----- Recorded information -----
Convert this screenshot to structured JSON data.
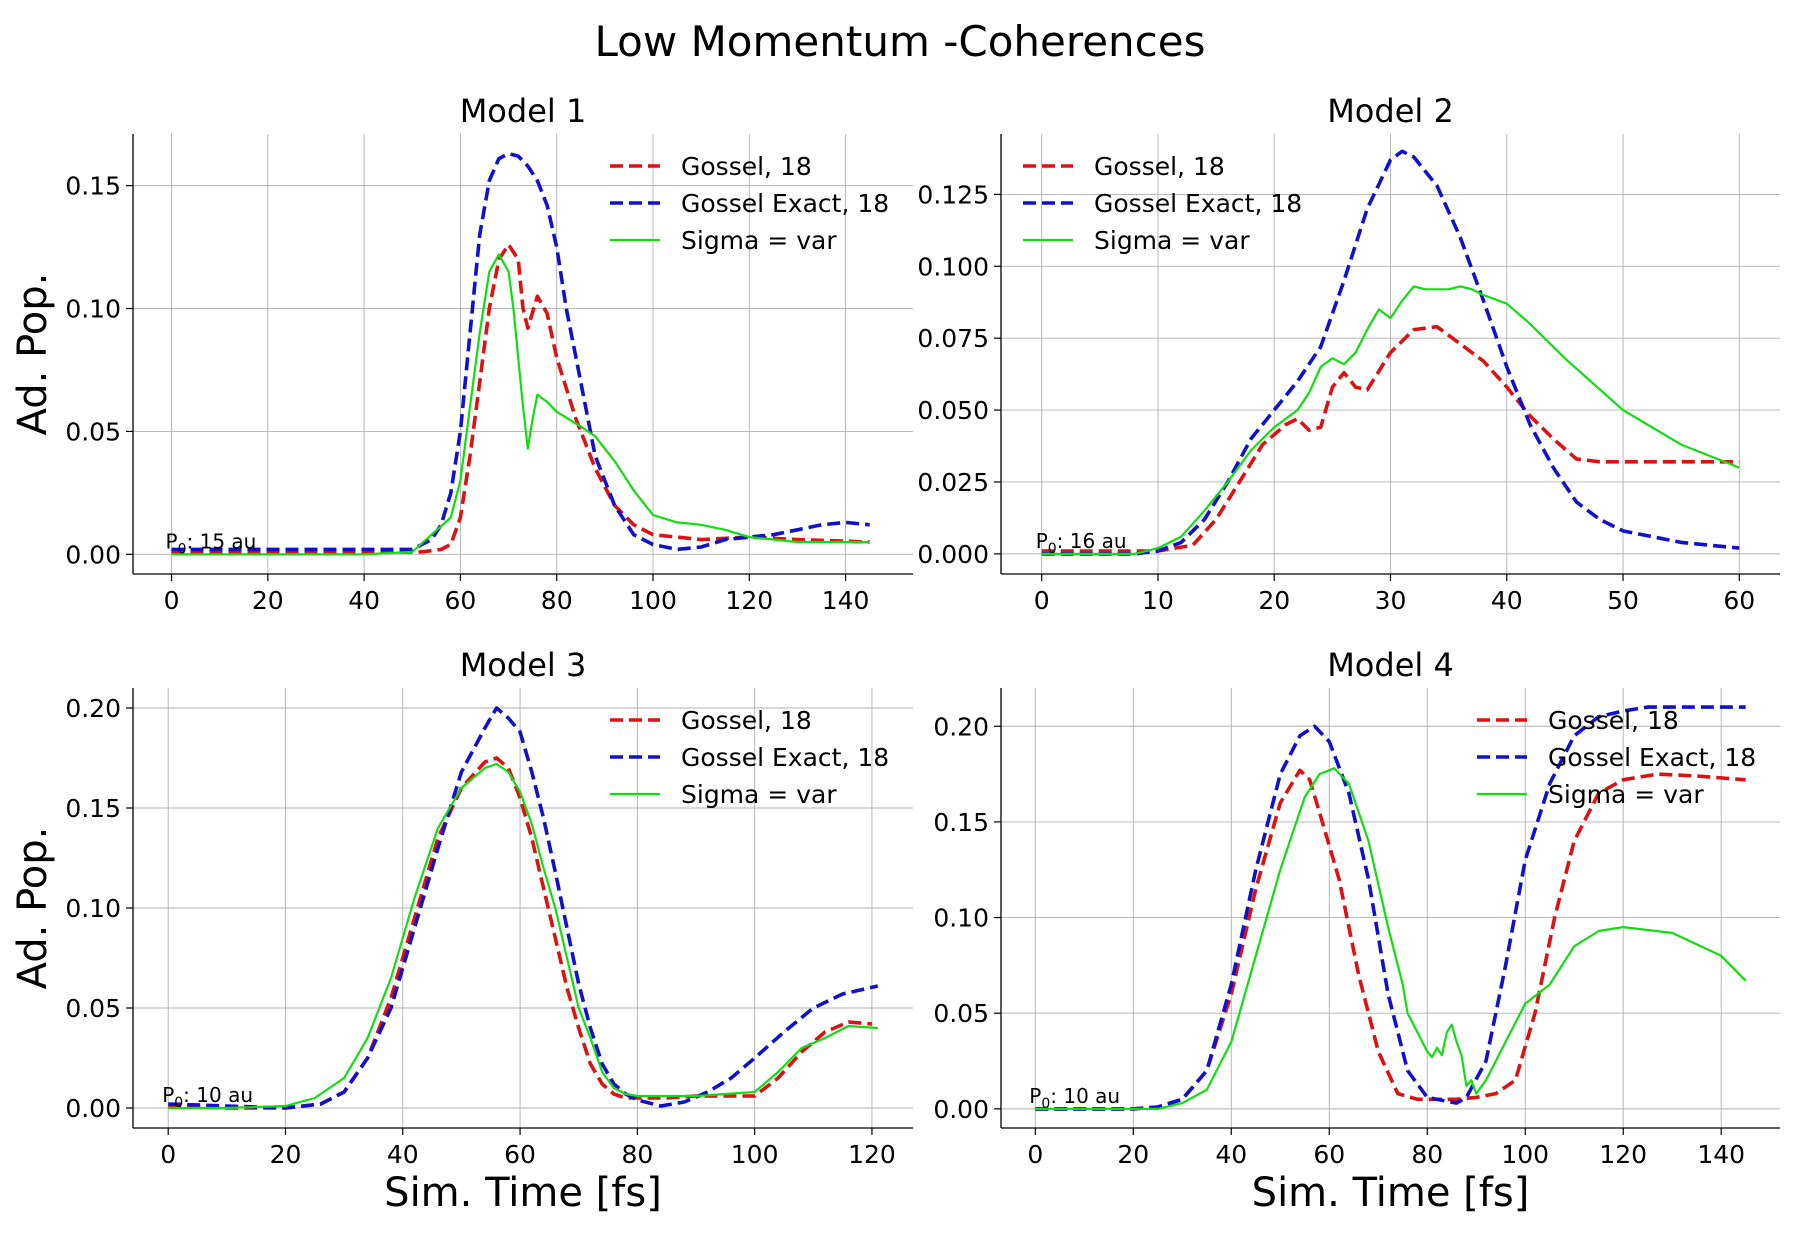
{
  "suptitle": "Low Momentum -Coherences",
  "colors": {
    "red": "#dd1111",
    "blue": "#1111cc",
    "green": "#11dd11"
  },
  "chart_data": [
    {
      "type": "line",
      "title": "Model 1",
      "xlabel": "",
      "ylabel": "Ad. Pop.",
      "xlim": [
        -8,
        154
      ],
      "ylim": [
        -0.008,
        0.171
      ],
      "xticks": [
        0,
        20,
        40,
        60,
        80,
        100,
        120,
        140
      ],
      "yticks": [
        0.0,
        0.05,
        0.1,
        0.15
      ],
      "ytick_labels": [
        "0.00",
        "0.05",
        "0.10",
        "0.15"
      ],
      "annotation": {
        "base": "P",
        "sub": "0",
        "text": ": 15 au"
      },
      "legend": {
        "placement": "upper right"
      },
      "grid": true,
      "series": [
        {
          "name": "Gossel, 18",
          "color": "#dd1111",
          "style": "dashed",
          "x": [
            0,
            20,
            40,
            52,
            56,
            58,
            60,
            62,
            64,
            66,
            68,
            70,
            72,
            73,
            74,
            76,
            78,
            80,
            84,
            88,
            92,
            96,
            100,
            105,
            110,
            120,
            130,
            145
          ],
          "y": [
            0.001,
            0.001,
            0.001,
            0.001,
            0.002,
            0.004,
            0.015,
            0.04,
            0.07,
            0.1,
            0.12,
            0.126,
            0.12,
            0.1,
            0.092,
            0.105,
            0.098,
            0.08,
            0.055,
            0.035,
            0.02,
            0.012,
            0.008,
            0.007,
            0.006,
            0.007,
            0.006,
            0.005
          ]
        },
        {
          "name": "Gossel Exact, 18",
          "color": "#1111cc",
          "style": "dashed",
          "x": [
            0,
            20,
            40,
            50,
            54,
            56,
            58,
            60,
            62,
            64,
            66,
            68,
            70,
            72,
            74,
            76,
            78,
            80,
            82,
            84,
            86,
            88,
            92,
            96,
            100,
            105,
            110,
            115,
            120,
            125,
            130,
            135,
            140,
            145
          ],
          "y": [
            0.002,
            0.002,
            0.002,
            0.002,
            0.006,
            0.012,
            0.025,
            0.05,
            0.09,
            0.13,
            0.152,
            0.161,
            0.163,
            0.162,
            0.158,
            0.152,
            0.142,
            0.125,
            0.1,
            0.08,
            0.06,
            0.04,
            0.02,
            0.008,
            0.004,
            0.002,
            0.003,
            0.006,
            0.007,
            0.008,
            0.01,
            0.012,
            0.013,
            0.012
          ]
        },
        {
          "name": "Sigma = var",
          "color": "#11dd11",
          "style": "solid",
          "x": [
            0,
            20,
            40,
            50,
            54,
            58,
            60,
            62,
            64,
            66,
            68,
            70,
            71,
            72,
            73,
            74,
            75,
            76,
            78,
            80,
            85,
            88,
            92,
            96,
            100,
            105,
            110,
            115,
            120,
            130,
            140,
            145
          ],
          "y": [
            0.0,
            0.0,
            0.0,
            0.001,
            0.008,
            0.015,
            0.03,
            0.06,
            0.09,
            0.115,
            0.122,
            0.115,
            0.1,
            0.08,
            0.06,
            0.043,
            0.055,
            0.065,
            0.062,
            0.058,
            0.052,
            0.048,
            0.038,
            0.026,
            0.016,
            0.013,
            0.012,
            0.01,
            0.007,
            0.005,
            0.005,
            0.005
          ]
        }
      ]
    },
    {
      "type": "line",
      "title": "Model 2",
      "xlabel": "",
      "ylabel": "",
      "xlim": [
        -3.5,
        63.5
      ],
      "ylim": [
        -0.007,
        0.146
      ],
      "xticks": [
        0,
        10,
        20,
        30,
        40,
        50,
        60
      ],
      "yticks": [
        0.0,
        0.025,
        0.05,
        0.075,
        0.1,
        0.125
      ],
      "ytick_labels": [
        "0.000",
        "0.025",
        "0.050",
        "0.075",
        "0.100",
        "0.125"
      ],
      "annotation": {
        "base": "P",
        "sub": "0",
        "text": ": 16 au"
      },
      "legend": {
        "placement": "upper left"
      },
      "grid": true,
      "series": [
        {
          "name": "Gossel, 18",
          "color": "#dd1111",
          "style": "dashed",
          "x": [
            0,
            10,
            13,
            15,
            17,
            19,
            21,
            22,
            23,
            24,
            25,
            26,
            27,
            28,
            30,
            32,
            34,
            36,
            38,
            40,
            42,
            44,
            46,
            48,
            50,
            55,
            60
          ],
          "y": [
            0.001,
            0.001,
            0.003,
            0.012,
            0.025,
            0.038,
            0.045,
            0.047,
            0.043,
            0.044,
            0.058,
            0.063,
            0.058,
            0.057,
            0.07,
            0.078,
            0.079,
            0.073,
            0.067,
            0.058,
            0.048,
            0.04,
            0.033,
            0.032,
            0.032,
            0.032,
            0.032
          ]
        },
        {
          "name": "Gossel Exact, 18",
          "color": "#1111cc",
          "style": "dashed",
          "x": [
            0,
            8,
            10,
            12,
            14,
            16,
            18,
            20,
            22,
            24,
            26,
            28,
            30,
            31,
            32,
            34,
            36,
            38,
            40,
            42,
            44,
            46,
            48,
            50,
            55,
            60
          ],
          "y": [
            0.0,
            0.0,
            0.001,
            0.004,
            0.012,
            0.025,
            0.04,
            0.05,
            0.06,
            0.072,
            0.095,
            0.12,
            0.137,
            0.14,
            0.138,
            0.128,
            0.11,
            0.088,
            0.065,
            0.045,
            0.03,
            0.018,
            0.012,
            0.008,
            0.004,
            0.002
          ]
        },
        {
          "name": "Sigma = var",
          "color": "#11dd11",
          "style": "solid",
          "x": [
            0,
            8,
            10,
            12,
            14,
            16,
            18,
            20,
            22,
            23,
            24,
            25,
            26,
            27,
            28,
            29,
            30,
            31,
            32,
            33,
            34,
            35,
            36,
            37,
            38,
            40,
            42,
            45,
            50,
            55,
            60
          ],
          "y": [
            0.0,
            0.0,
            0.002,
            0.006,
            0.015,
            0.025,
            0.036,
            0.044,
            0.05,
            0.056,
            0.065,
            0.068,
            0.066,
            0.07,
            0.078,
            0.085,
            0.082,
            0.088,
            0.093,
            0.092,
            0.092,
            0.092,
            0.093,
            0.092,
            0.09,
            0.087,
            0.08,
            0.068,
            0.05,
            0.038,
            0.03
          ]
        }
      ]
    },
    {
      "type": "line",
      "title": "Model 3",
      "xlabel": "Sim. Time [fs]",
      "ylabel": "Ad. Pop.",
      "xlim": [
        -6,
        127
      ],
      "ylim": [
        -0.01,
        0.21
      ],
      "xticks": [
        0,
        20,
        40,
        60,
        80,
        100,
        120
      ],
      "yticks": [
        0.0,
        0.05,
        0.1,
        0.15,
        0.2
      ],
      "ytick_labels": [
        "0.00",
        "0.05",
        "0.10",
        "0.15",
        "0.20"
      ],
      "annotation": {
        "base": "P",
        "sub": "0",
        "text": ": 10 au"
      },
      "legend": {
        "placement": "upper right"
      },
      "grid": true,
      "series": [
        {
          "name": "Gossel, 18",
          "color": "#dd1111",
          "style": "dashed",
          "x": [
            0,
            10,
            20,
            26,
            30,
            34,
            38,
            42,
            46,
            50,
            54,
            56,
            58,
            60,
            62,
            64,
            66,
            68,
            70,
            72,
            74,
            76,
            78,
            80,
            85,
            90,
            95,
            100,
            104,
            108,
            112,
            116,
            120
          ],
          "y": [
            0.001,
            0.0,
            0.0,
            0.002,
            0.008,
            0.025,
            0.055,
            0.095,
            0.135,
            0.16,
            0.173,
            0.175,
            0.17,
            0.155,
            0.135,
            0.11,
            0.085,
            0.06,
            0.04,
            0.022,
            0.012,
            0.007,
            0.005,
            0.005,
            0.005,
            0.006,
            0.006,
            0.006,
            0.015,
            0.028,
            0.038,
            0.043,
            0.042
          ]
        },
        {
          "name": "Gossel Exact, 18",
          "color": "#1111cc",
          "style": "dashed",
          "x": [
            0,
            10,
            20,
            26,
            30,
            34,
            38,
            42,
            46,
            50,
            54,
            56,
            58,
            60,
            62,
            64,
            66,
            68,
            70,
            72,
            74,
            76,
            78,
            80,
            84,
            88,
            92,
            96,
            100,
            105,
            110,
            115,
            121
          ],
          "y": [
            0.002,
            0.001,
            0.0,
            0.002,
            0.008,
            0.025,
            0.05,
            0.09,
            0.13,
            0.168,
            0.19,
            0.2,
            0.195,
            0.188,
            0.168,
            0.145,
            0.118,
            0.09,
            0.062,
            0.04,
            0.022,
            0.012,
            0.007,
            0.004,
            0.001,
            0.003,
            0.008,
            0.015,
            0.025,
            0.038,
            0.05,
            0.057,
            0.061
          ]
        },
        {
          "name": "Sigma = var",
          "color": "#11dd11",
          "style": "solid",
          "x": [
            0,
            10,
            20,
            25,
            30,
            34,
            38,
            42,
            46,
            50,
            54,
            56,
            58,
            60,
            62,
            64,
            66,
            68,
            70,
            72,
            74,
            76,
            78,
            80,
            85,
            90,
            95,
            100,
            104,
            108,
            112,
            116,
            121
          ],
          "y": [
            0.0,
            0.0,
            0.001,
            0.005,
            0.015,
            0.035,
            0.065,
            0.105,
            0.14,
            0.16,
            0.17,
            0.172,
            0.168,
            0.158,
            0.142,
            0.12,
            0.1,
            0.075,
            0.05,
            0.035,
            0.018,
            0.01,
            0.007,
            0.006,
            0.006,
            0.006,
            0.007,
            0.008,
            0.018,
            0.03,
            0.035,
            0.041,
            0.04
          ]
        }
      ]
    },
    {
      "type": "line",
      "title": "Model 4",
      "xlabel": "Sim. Time [fs]",
      "ylabel": "",
      "xlim": [
        -7,
        152
      ],
      "ylim": [
        -0.01,
        0.22
      ],
      "xticks": [
        0,
        20,
        40,
        60,
        80,
        100,
        120,
        140
      ],
      "yticks": [
        0.0,
        0.05,
        0.1,
        0.15,
        0.2
      ],
      "ytick_labels": [
        "0.00",
        "0.05",
        "0.10",
        "0.15",
        "0.20"
      ],
      "annotation": {
        "base": "P",
        "sub": "0",
        "text": ": 10 au"
      },
      "legend": {
        "placement": "upper right"
      },
      "grid": true,
      "series": [
        {
          "name": "Gossel, 18",
          "color": "#dd1111",
          "style": "dashed",
          "x": [
            0,
            10,
            20,
            25,
            30,
            35,
            40,
            45,
            50,
            54,
            56,
            58,
            62,
            66,
            70,
            74,
            78,
            82,
            86,
            90,
            94,
            98,
            102,
            106,
            110,
            115,
            120,
            127,
            135,
            145
          ],
          "y": [
            0.0,
            0.0,
            0.0,
            0.001,
            0.005,
            0.02,
            0.06,
            0.115,
            0.16,
            0.177,
            0.172,
            0.155,
            0.12,
            0.07,
            0.03,
            0.008,
            0.005,
            0.005,
            0.005,
            0.006,
            0.008,
            0.015,
            0.05,
            0.1,
            0.14,
            0.165,
            0.172,
            0.175,
            0.174,
            0.172
          ]
        },
        {
          "name": "Gossel Exact, 18",
          "color": "#1111cc",
          "style": "dashed",
          "x": [
            0,
            10,
            20,
            25,
            30,
            35,
            40,
            45,
            50,
            54,
            57,
            60,
            64,
            68,
            72,
            76,
            80,
            84,
            86,
            88,
            92,
            96,
            100,
            105,
            110,
            115,
            120,
            125,
            130,
            135,
            145
          ],
          "y": [
            0.0,
            0.0,
            0.0,
            0.001,
            0.005,
            0.02,
            0.065,
            0.125,
            0.175,
            0.195,
            0.2,
            0.192,
            0.165,
            0.12,
            0.06,
            0.02,
            0.006,
            0.004,
            0.003,
            0.006,
            0.025,
            0.075,
            0.13,
            0.17,
            0.195,
            0.205,
            0.208,
            0.21,
            0.21,
            0.21,
            0.21
          ]
        },
        {
          "name": "Sigma = var",
          "color": "#11dd11",
          "style": "solid",
          "x": [
            0,
            10,
            20,
            25,
            30,
            35,
            40,
            45,
            50,
            55,
            58,
            61,
            64,
            68,
            72,
            75,
            76,
            78,
            80,
            81,
            82,
            83,
            84,
            85,
            86,
            87,
            88,
            89,
            90,
            92,
            96,
            100,
            105,
            110,
            115,
            120,
            130,
            140,
            145
          ],
          "y": [
            0.0,
            0.0,
            0.0,
            0.0,
            0.003,
            0.01,
            0.035,
            0.08,
            0.125,
            0.163,
            0.175,
            0.178,
            0.17,
            0.14,
            0.095,
            0.065,
            0.05,
            0.04,
            0.03,
            0.027,
            0.032,
            0.028,
            0.04,
            0.044,
            0.035,
            0.028,
            0.012,
            0.015,
            0.008,
            0.015,
            0.035,
            0.055,
            0.065,
            0.085,
            0.093,
            0.095,
            0.092,
            0.08,
            0.067
          ]
        }
      ]
    }
  ]
}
-----
» **Required task**: Check each line of the entries for the string "Model". Copy the lines that have it.

» **Task solution**:
      "title": "Model 1",
      "title": "Model 2",
      "title": "Model 3",
      "title": "Model 4",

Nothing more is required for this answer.